What needs to be done ->
Could you write out the records below exactly as they appear?

- - - - -

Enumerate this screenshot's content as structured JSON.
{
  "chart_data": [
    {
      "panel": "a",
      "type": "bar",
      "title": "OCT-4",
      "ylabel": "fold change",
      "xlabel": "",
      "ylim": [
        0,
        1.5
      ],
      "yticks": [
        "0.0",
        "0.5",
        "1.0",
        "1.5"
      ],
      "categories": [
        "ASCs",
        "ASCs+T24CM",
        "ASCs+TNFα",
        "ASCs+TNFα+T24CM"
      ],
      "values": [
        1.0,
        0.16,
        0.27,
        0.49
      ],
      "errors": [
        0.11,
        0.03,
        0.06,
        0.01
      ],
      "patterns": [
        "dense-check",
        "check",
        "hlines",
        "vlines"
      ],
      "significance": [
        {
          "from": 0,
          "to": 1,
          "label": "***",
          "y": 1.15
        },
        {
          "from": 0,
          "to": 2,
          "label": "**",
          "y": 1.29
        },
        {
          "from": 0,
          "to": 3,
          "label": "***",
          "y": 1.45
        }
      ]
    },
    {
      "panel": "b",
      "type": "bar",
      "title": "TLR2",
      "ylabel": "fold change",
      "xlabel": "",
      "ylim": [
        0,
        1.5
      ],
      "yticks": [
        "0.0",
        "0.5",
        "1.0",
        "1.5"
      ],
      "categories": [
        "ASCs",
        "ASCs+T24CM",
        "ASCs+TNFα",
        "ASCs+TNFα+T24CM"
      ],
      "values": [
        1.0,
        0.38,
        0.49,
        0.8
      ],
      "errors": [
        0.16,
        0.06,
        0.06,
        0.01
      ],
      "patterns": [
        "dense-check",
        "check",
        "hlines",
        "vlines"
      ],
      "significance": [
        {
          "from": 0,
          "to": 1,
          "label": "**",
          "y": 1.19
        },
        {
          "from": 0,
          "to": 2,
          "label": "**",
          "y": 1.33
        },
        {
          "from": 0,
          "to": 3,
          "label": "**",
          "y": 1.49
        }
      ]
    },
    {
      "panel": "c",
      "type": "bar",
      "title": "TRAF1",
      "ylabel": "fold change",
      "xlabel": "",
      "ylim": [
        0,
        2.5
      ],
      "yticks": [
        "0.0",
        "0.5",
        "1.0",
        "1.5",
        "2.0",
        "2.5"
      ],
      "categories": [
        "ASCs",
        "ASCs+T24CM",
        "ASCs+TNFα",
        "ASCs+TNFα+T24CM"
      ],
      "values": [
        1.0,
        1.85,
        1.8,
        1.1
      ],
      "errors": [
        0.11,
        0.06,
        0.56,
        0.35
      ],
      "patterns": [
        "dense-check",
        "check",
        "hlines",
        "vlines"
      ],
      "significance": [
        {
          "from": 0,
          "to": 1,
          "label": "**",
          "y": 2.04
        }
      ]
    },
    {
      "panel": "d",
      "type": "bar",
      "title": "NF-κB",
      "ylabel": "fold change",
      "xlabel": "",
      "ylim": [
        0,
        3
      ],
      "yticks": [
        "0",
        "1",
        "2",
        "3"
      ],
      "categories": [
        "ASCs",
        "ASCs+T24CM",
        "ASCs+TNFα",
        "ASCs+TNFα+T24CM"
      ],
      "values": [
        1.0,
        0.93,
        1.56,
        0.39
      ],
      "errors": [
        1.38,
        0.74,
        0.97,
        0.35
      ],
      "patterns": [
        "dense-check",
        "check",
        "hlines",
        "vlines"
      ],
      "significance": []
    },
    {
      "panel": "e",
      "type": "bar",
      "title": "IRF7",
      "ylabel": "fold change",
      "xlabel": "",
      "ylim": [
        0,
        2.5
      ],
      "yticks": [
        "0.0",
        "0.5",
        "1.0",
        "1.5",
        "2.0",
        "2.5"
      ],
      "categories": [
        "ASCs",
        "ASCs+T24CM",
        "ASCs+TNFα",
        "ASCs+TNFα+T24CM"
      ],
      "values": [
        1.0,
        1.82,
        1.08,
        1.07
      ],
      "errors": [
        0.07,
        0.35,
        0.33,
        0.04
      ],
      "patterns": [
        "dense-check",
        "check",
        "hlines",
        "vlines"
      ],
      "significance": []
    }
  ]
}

- - - - -

Worked answer ->
Enumerate this screenshot's content as structured JSON.
{
  "chart_data": [
    {
      "panel": "a",
      "type": "bar",
      "title": "OCT-4",
      "ylabel": "fold change",
      "xlabel": "",
      "ylim": [
        0,
        1.5
      ],
      "yticks": [
        "0.0",
        "0.5",
        "1.0",
        "1.5"
      ],
      "categories": [
        "ASCs",
        "ASCs+T24CM",
        "ASCs+TNFα",
        "ASCs+TNFα+T24CM"
      ],
      "values": [
        1.0,
        0.16,
        0.27,
        0.49
      ],
      "errors": [
        0.11,
        0.03,
        0.06,
        0.01
      ],
      "patterns": [
        "dense-check",
        "check",
        "hlines",
        "vlines"
      ],
      "significance": [
        {
          "from": 0,
          "to": 1,
          "label": "***",
          "y": 1.15
        },
        {
          "from": 0,
          "to": 2,
          "label": "**",
          "y": 1.29
        },
        {
          "from": 0,
          "to": 3,
          "label": "***",
          "y": 1.45
        }
      ]
    },
    {
      "panel": "b",
      "type": "bar",
      "title": "TLR2",
      "ylabel": "fold change",
      "xlabel": "",
      "ylim": [
        0,
        1.5
      ],
      "yticks": [
        "0.0",
        "0.5",
        "1.0",
        "1.5"
      ],
      "categories": [
        "ASCs",
        "ASCs+T24CM",
        "ASCs+TNFα",
        "ASCs+TNFα+T24CM"
      ],
      "values": [
        1.0,
        0.38,
        0.49,
        0.8
      ],
      "errors": [
        0.16,
        0.06,
        0.06,
        0.01
      ],
      "patterns": [
        "dense-check",
        "check",
        "hlines",
        "vlines"
      ],
      "significance": [
        {
          "from": 0,
          "to": 1,
          "label": "**",
          "y": 1.19
        },
        {
          "from": 0,
          "to": 2,
          "label": "**",
          "y": 1.33
        },
        {
          "from": 0,
          "to": 3,
          "label": "**",
          "y": 1.49
        }
      ]
    },
    {
      "panel": "c",
      "type": "bar",
      "title": "TRAF1",
      "ylabel": "fold change",
      "xlabel": "",
      "ylim": [
        0,
        2.5
      ],
      "yticks": [
        "0.0",
        "0.5",
        "1.0",
        "1.5",
        "2.0",
        "2.5"
      ],
      "categories": [
        "ASCs",
        "ASCs+T24CM",
        "ASCs+TNFα",
        "ASCs+TNFα+T24CM"
      ],
      "values": [
        1.0,
        1.85,
        1.8,
        1.1
      ],
      "errors": [
        0.11,
        0.06,
        0.56,
        0.35
      ],
      "patterns": [
        "dense-check",
        "check",
        "hlines",
        "vlines"
      ],
      "significance": [
        {
          "from": 0,
          "to": 1,
          "label": "**",
          "y": 2.04
        }
      ]
    },
    {
      "panel": "d",
      "type": "bar",
      "title": "NF-κB",
      "ylabel": "fold change",
      "xlabel": "",
      "ylim": [
        0,
        3
      ],
      "yticks": [
        "0",
        "1",
        "2",
        "3"
      ],
      "categories": [
        "ASCs",
        "ASCs+T24CM",
        "ASCs+TNFα",
        "ASCs+TNFα+T24CM"
      ],
      "values": [
        1.0,
        0.93,
        1.56,
        0.39
      ],
      "errors": [
        1.38,
        0.74,
        0.97,
        0.35
      ],
      "patterns": [
        "dense-check",
        "check",
        "hlines",
        "vlines"
      ],
      "significance": []
    },
    {
      "panel": "e",
      "type": "bar",
      "title": "IRF7",
      "ylabel": "fold change",
      "xlabel": "",
      "ylim": [
        0,
        2.5
      ],
      "yticks": [
        "0.0",
        "0.5",
        "1.0",
        "1.5",
        "2.0",
        "2.5"
      ],
      "categories": [
        "ASCs",
        "ASCs+T24CM",
        "ASCs+TNFα",
        "ASCs+TNFα+T24CM"
      ],
      "values": [
        1.0,
        1.82,
        1.08,
        1.07
      ],
      "errors": [
        0.07,
        0.35,
        0.33,
        0.04
      ],
      "patterns": [
        "dense-check",
        "check",
        "hlines",
        "vlines"
      ],
      "significance": []
    }
  ]
}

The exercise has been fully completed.